■ Excerpt to read
In [1]:
import os
import requests
from pprint import pprint
from dotenv import load_dotenv
import nest_asyncio

from llama_index.embeddings.cohere import CohereEmbedding
from llama_index.core import VectorStoreIndex, Document

from llama_index.core import VectorStoreIndex, get_response_synthesizer
from llama_index.core.retrievers import VectorIndexRetriever, SummaryIndexRetriever, TransformRetriever

from llama_index.core.query_engine import RetrieverQueryEngine
from llama_index.core.postprocessor import SimilarityPostprocessor

from llama_parse import LlamaParse
from llama_index.core import SimpleDirectoryReader

load_dotenv()
nest_asyncio.apply()

In [2]:
COHERE_API_KEY = os.environ["COHERE_API_KEY"] 
LLAMA_CLOUD_API_KEY = os.environ["LLAMA_CLOUD_API_KEY"]

doc_name = "Academic-CV-V1.pdf"

■ Dataset
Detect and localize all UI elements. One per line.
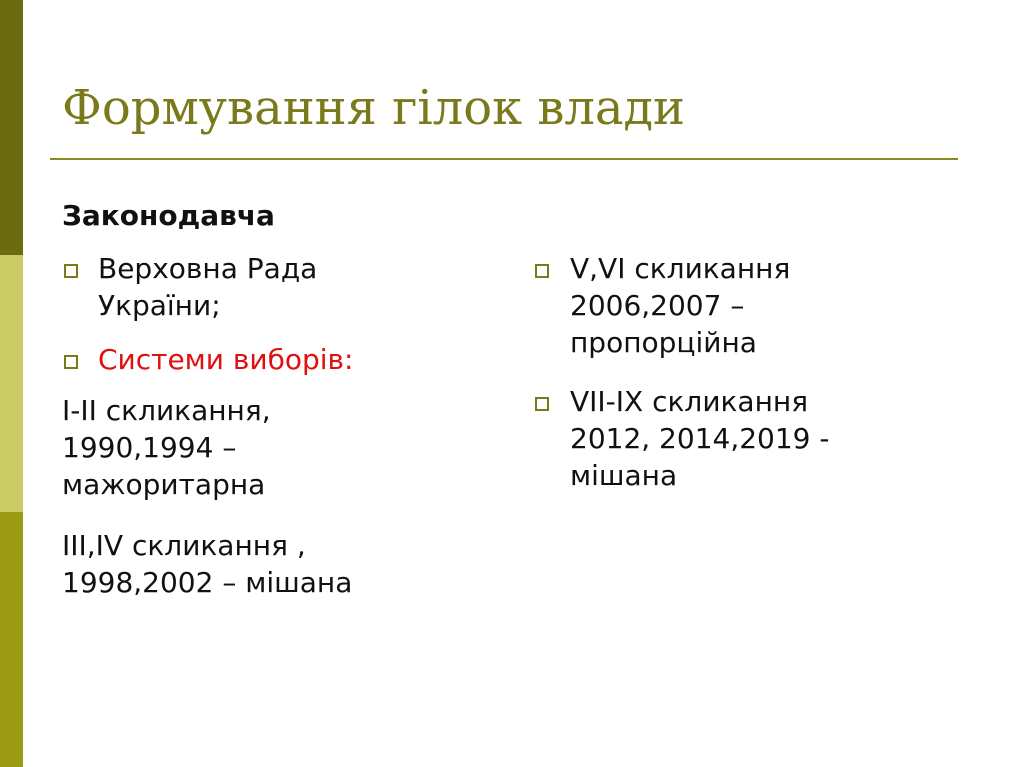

* * *

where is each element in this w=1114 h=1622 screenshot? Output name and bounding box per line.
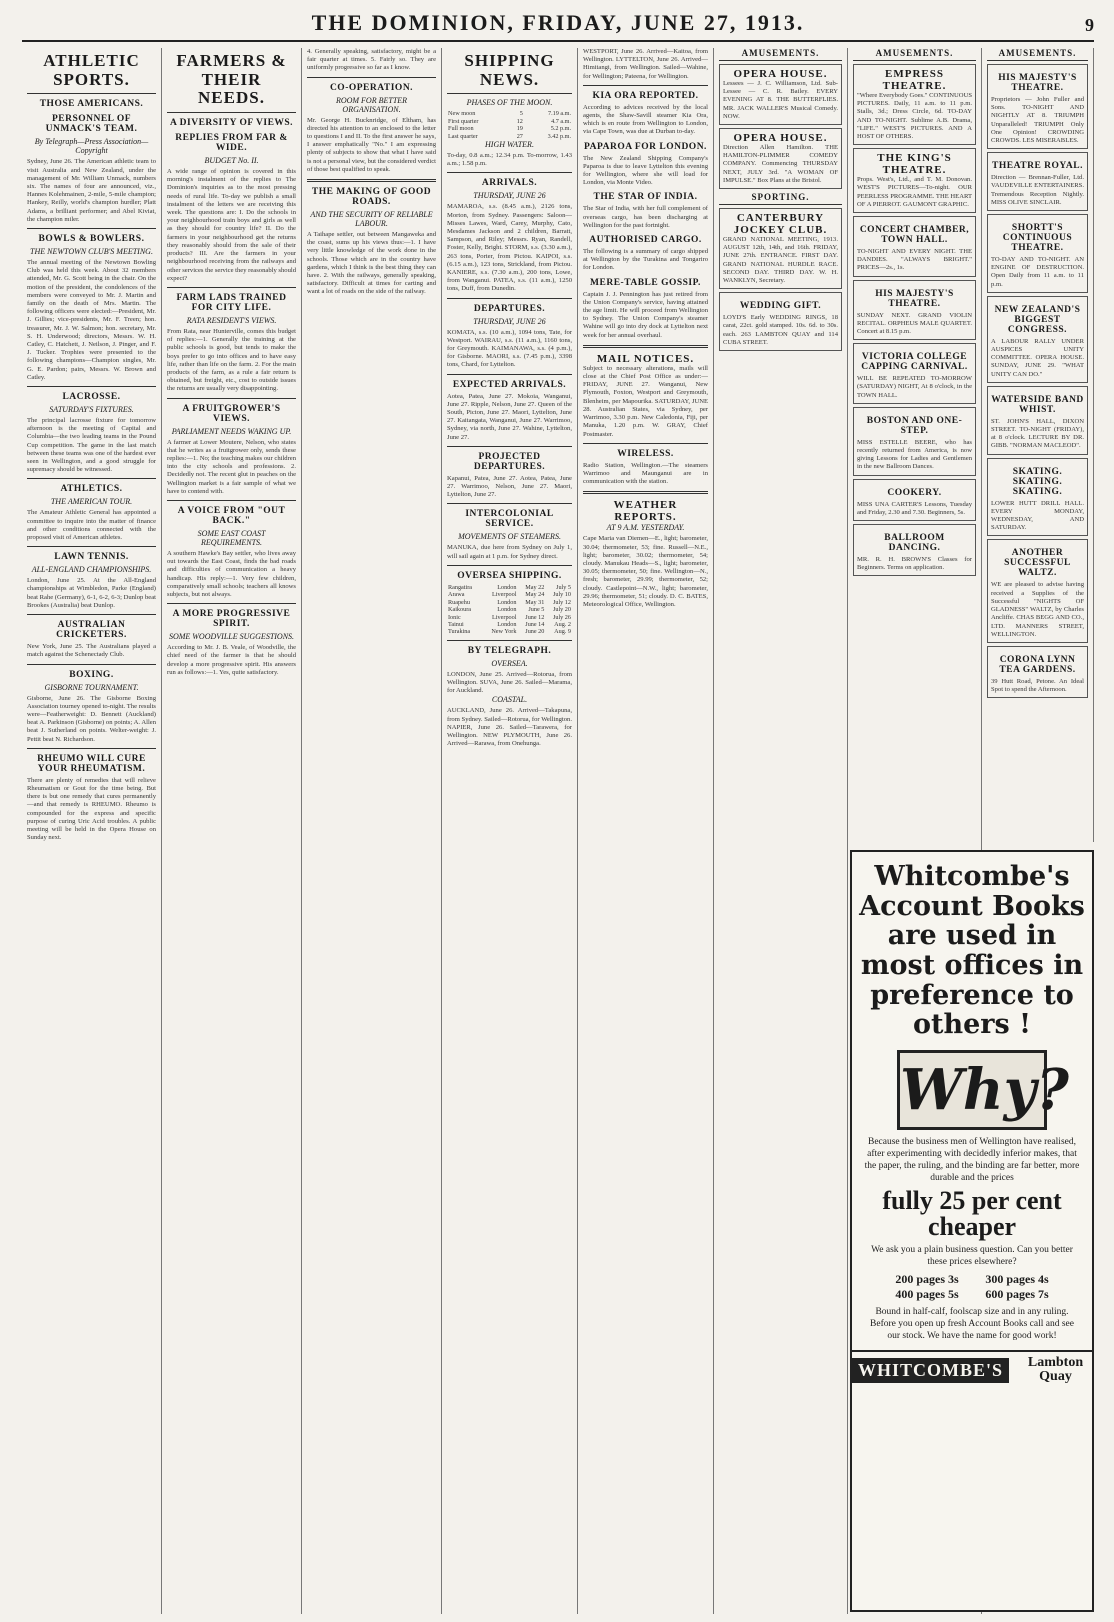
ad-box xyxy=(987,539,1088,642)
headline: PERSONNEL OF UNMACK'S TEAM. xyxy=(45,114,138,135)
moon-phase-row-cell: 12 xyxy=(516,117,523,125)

■ Jobs
- 1) Answer these about the notebook excerpt:
(a) From which module is CohereEmbedding imported?
(b) Which method of nest_asyncio gets called?
(c) What value is assigned to doc_name?
- 2) Could you write out the notebook excerpt from "from llama_index.embeddings.cohere import" to "nest_asyncio.apply()" again, swapping in "KeywordNodePostprocessor" wherever "SimilarityPostprocessor" appears?
The rows have no connection to the notebook excerpt.

■ Response list
- 1)
(a) llama_index.embeddings.cohere
(b) apply
(c) "Academic-CV-V1.pdf"

- 2)
from llama_index.embeddings.cohere import CohereEmbedding
from llama_index.core import VectorStoreIndex, Document

from llama_index.core import VectorStoreIndex, get_response_synthesizer
from llama_index.core.retrievers import VectorIndexRetriever, SummaryIndexRetriever, TransformRetriever

from llama_index.core.query_engine import RetrieverQueryEngine
from llama_index.core.postprocessor import KeywordNodePostprocessor

from llama_parse import LlamaParse
from llama_index.core import SimpleDirectoryReader

load_dotenv()
nest_asyncio.apply()